**Goal:** Output all of the entries exactly as written.

----- Information supplied -----

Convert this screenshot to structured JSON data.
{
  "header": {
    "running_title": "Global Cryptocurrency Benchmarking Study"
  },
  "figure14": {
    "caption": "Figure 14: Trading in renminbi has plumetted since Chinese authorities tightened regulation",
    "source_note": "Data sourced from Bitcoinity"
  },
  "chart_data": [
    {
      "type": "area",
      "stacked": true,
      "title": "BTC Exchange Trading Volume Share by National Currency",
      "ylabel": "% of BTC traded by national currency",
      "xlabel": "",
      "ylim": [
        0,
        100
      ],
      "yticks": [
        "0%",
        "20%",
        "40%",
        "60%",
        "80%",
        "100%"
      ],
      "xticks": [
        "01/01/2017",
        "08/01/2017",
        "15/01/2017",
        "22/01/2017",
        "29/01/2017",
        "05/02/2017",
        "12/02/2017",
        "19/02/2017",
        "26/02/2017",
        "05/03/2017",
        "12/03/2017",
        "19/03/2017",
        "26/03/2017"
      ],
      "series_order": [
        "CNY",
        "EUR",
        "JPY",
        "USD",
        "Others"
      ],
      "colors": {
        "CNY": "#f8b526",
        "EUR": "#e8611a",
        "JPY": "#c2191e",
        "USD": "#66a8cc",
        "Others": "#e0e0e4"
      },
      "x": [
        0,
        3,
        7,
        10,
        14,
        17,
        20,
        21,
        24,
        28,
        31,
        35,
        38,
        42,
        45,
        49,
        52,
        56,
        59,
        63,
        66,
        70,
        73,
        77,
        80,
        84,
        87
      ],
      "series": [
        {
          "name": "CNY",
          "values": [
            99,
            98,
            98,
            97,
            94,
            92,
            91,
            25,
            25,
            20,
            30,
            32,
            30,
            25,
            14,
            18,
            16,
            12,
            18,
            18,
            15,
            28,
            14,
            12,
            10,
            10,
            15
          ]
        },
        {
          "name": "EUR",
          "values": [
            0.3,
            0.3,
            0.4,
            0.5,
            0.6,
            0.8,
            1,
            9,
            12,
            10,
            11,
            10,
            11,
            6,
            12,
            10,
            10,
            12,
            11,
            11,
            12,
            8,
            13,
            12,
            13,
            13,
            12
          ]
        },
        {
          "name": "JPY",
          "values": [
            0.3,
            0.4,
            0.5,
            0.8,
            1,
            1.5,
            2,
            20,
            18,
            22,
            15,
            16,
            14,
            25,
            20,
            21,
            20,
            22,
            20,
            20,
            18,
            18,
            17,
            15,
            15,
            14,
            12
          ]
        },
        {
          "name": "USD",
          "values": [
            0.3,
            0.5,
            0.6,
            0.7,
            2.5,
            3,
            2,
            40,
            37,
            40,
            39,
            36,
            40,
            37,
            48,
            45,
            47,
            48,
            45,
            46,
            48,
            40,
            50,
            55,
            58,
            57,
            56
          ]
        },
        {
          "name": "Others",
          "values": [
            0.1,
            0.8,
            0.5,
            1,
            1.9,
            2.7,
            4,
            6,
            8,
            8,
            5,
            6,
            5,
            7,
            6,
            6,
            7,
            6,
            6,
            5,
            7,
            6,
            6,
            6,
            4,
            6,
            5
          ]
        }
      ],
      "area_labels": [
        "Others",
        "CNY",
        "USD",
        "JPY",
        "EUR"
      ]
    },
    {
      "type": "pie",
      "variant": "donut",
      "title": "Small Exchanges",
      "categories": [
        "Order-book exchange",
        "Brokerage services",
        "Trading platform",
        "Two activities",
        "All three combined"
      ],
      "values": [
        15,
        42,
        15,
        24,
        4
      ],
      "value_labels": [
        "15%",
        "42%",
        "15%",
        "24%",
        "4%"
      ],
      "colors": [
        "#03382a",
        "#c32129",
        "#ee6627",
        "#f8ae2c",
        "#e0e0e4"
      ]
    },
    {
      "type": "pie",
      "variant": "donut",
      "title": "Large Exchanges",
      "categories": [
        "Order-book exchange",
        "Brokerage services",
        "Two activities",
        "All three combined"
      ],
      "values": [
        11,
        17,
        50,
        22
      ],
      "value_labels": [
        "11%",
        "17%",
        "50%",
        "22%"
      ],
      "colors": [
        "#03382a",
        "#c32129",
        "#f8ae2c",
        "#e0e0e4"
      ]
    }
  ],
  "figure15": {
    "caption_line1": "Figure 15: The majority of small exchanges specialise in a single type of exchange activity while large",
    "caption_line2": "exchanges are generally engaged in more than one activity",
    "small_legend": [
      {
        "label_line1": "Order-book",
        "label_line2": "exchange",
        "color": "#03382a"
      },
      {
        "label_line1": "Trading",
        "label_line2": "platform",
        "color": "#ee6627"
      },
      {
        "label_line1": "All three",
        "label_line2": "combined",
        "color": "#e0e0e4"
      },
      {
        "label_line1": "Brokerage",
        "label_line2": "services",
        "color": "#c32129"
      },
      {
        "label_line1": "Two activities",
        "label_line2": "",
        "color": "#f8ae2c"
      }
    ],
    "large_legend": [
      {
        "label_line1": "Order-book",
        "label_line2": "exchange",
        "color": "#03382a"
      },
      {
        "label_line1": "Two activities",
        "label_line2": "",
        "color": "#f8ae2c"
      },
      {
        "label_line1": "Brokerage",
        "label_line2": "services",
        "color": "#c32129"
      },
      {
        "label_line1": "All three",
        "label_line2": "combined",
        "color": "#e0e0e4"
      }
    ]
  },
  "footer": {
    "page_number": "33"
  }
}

-----

**Result of the exercise:**
Convert this screenshot to structured JSON data.
{
  "header": {
    "running_title": "Global Cryptocurrency Benchmarking Study"
  },
  "figure14": {
    "caption": "Figure 14: Trading in renminbi has plumetted since Chinese authorities tightened regulation",
    "source_note": "Data sourced from Bitcoinity"
  },
  "chart_data": [
    {
      "type": "area",
      "stacked": true,
      "title": "BTC Exchange Trading Volume Share by National Currency",
      "ylabel": "% of BTC traded by national currency",
      "xlabel": "",
      "ylim": [
        0,
        100
      ],
      "yticks": [
        "0%",
        "20%",
        "40%",
        "60%",
        "80%",
        "100%"
      ],
      "xticks": [
        "01/01/2017",
        "08/01/2017",
        "15/01/2017",
        "22/01/2017",
        "29/01/2017",
        "05/02/2017",
        "12/02/2017",
        "19/02/2017",
        "26/02/2017",
        "05/03/2017",
        "12/03/2017",
        "19/03/2017",
        "26/03/2017"
      ],
      "series_order": [
        "CNY",
        "EUR",
        "JPY",
        "USD",
        "Others"
      ],
      "colors": {
        "CNY": "#f8b526",
        "EUR": "#e8611a",
        "JPY": "#c2191e",
        "USD": "#66a8cc",
        "Others": "#e0e0e4"
      },
      "x": [
        0,
        3,
        7,
        10,
        14,
        17,
        20,
        21,
        24,
        28,
        31,
        35,
        38,
        42,
        45,
        49,
        52,
        56,
        59,
        63,
        66,
        70,
        73,
        77,
        80,
        84,
        87
      ],
      "series": [
        {
          "name": "CNY",
          "values": [
            99,
            98,
            98,
            97,
            94,
            92,
            91,
            25,
            25,
            20,
            30,
            32,
            30,
            25,
            14,
            18,
            16,
            12,
            18,
            18,
            15,
            28,
            14,
            12,
            10,
            10,
            15
          ]
        },
        {
          "name": "EUR",
          "values": [
            0.3,
            0.3,
            0.4,
            0.5,
            0.6,
            0.8,
            1,
            9,
            12,
            10,
            11,
            10,
            11,
            6,
            12,
            10,
            10,
            12,
            11,
            11,
            12,
            8,
            13,
            12,
            13,
            13,
            12
          ]
        },
        {
          "name": "JPY",
          "values": [
            0.3,
            0.4,
            0.5,
            0.8,
            1,
            1.5,
            2,
            20,
            18,
            22,
            15,
            16,
            14,
            25,
            20,
            21,
            20,
            22,
            20,
            20,
            18,
            18,
            17,
            15,
            15,
            14,
            12
          ]
        },
        {
          "name": "USD",
          "values": [
            0.3,
            0.5,
            0.6,
            0.7,
            2.5,
            3,
            2,
            40,
            37,
            40,
            39,
            36,
            40,
            37,
            48,
            45,
            47,
            48,
            45,
            46,
            48,
            40,
            50,
            55,
            58,
            57,
            56
          ]
        },
        {
          "name": "Others",
          "values": [
            0.1,
            0.8,
            0.5,
            1,
            1.9,
            2.7,
            4,
            6,
            8,
            8,
            5,
            6,
            5,
            7,
            6,
            6,
            7,
            6,
            6,
            5,
            7,
            6,
            6,
            6,
            4,
            6,
            5
          ]
        }
      ],
      "area_labels": [
        "Others",
        "CNY",
        "USD",
        "JPY",
        "EUR"
      ]
    },
    {
      "type": "pie",
      "variant": "donut",
      "title": "Small Exchanges",
      "categories": [
        "Order-book exchange",
        "Brokerage services",
        "Trading platform",
        "Two activities",
        "All three combined"
      ],
      "values": [
        15,
        42,
        15,
        24,
        4
      ],
      "value_labels": [
        "15%",
        "42%",
        "15%",
        "24%",
        "4%"
      ],
      "colors": [
        "#03382a",
        "#c32129",
        "#ee6627",
        "#f8ae2c",
        "#e0e0e4"
      ]
    },
    {
      "type": "pie",
      "variant": "donut",
      "title": "Large Exchanges",
      "categories": [
        "Order-book exchange",
        "Brokerage services",
        "Two activities",
        "All three combined"
      ],
      "values": [
        11,
        17,
        50,
        22
      ],
      "value_labels": [
        "11%",
        "17%",
        "50%",
        "22%"
      ],
      "colors": [
        "#03382a",
        "#c32129",
        "#f8ae2c",
        "#e0e0e4"
      ]
    }
  ],
  "figure15": {
    "caption_line1": "Figure 15: The majority of small exchanges specialise in a single type of exchange activity while large",
    "caption_line2": "exchanges are generally engaged in more than one activity",
    "small_legend": [
      {
        "label_line1": "Order-book",
        "label_line2": "exchange",
        "color": "#03382a"
      },
      {
        "label_line1": "Trading",
        "label_line2": "platform",
        "color": "#ee6627"
      },
      {
        "label_line1": "All three",
        "label_line2": "combined",
        "color": "#e0e0e4"
      },
      {
        "label_line1": "Brokerage",
        "label_line2": "services",
        "color": "#c32129"
      },
      {
        "label_line1": "Two activities",
        "label_line2": "",
        "color": "#f8ae2c"
      }
    ],
    "large_legend": [
      {
        "label_line1": "Order-book",
        "label_line2": "exchange",
        "color": "#03382a"
      },
      {
        "label_line1": "Two activities",
        "label_line2": "",
        "color": "#f8ae2c"
      },
      {
        "label_line1": "Brokerage",
        "label_line2": "services",
        "color": "#c32129"
      },
      {
        "label_line1": "All three",
        "label_line2": "combined",
        "color": "#e0e0e4"
      }
    ]
  },
  "footer": {
    "page_number": "33"
  }
}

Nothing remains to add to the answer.